**INSTRUCTIONS TO FOLLOW:** Provide only the number of lines in the listing that contain the string "Федерации".

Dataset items
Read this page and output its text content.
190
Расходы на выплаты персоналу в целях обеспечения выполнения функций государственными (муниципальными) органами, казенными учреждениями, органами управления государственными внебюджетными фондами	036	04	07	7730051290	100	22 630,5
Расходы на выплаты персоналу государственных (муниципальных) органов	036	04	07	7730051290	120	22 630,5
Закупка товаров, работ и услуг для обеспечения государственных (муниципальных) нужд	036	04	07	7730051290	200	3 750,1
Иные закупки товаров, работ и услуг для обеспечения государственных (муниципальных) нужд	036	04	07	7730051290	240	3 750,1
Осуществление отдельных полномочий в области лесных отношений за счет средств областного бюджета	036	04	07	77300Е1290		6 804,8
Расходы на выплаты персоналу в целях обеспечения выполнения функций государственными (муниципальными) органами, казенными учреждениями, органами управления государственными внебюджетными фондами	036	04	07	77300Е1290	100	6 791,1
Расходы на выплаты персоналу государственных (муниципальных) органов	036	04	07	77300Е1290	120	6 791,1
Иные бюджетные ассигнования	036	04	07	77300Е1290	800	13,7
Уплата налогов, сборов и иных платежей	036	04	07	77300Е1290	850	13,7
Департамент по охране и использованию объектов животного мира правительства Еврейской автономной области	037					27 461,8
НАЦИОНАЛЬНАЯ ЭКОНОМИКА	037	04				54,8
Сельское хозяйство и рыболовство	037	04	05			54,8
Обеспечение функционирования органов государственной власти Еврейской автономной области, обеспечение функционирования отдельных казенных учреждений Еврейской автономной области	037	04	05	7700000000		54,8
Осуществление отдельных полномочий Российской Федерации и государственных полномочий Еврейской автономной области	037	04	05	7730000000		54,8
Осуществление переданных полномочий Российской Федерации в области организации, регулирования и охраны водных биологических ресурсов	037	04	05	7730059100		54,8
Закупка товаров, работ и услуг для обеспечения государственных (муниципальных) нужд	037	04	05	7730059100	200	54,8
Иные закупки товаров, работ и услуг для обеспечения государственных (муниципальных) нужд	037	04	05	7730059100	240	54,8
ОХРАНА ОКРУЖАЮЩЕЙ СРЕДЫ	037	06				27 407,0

**FINISHED TASK:** 2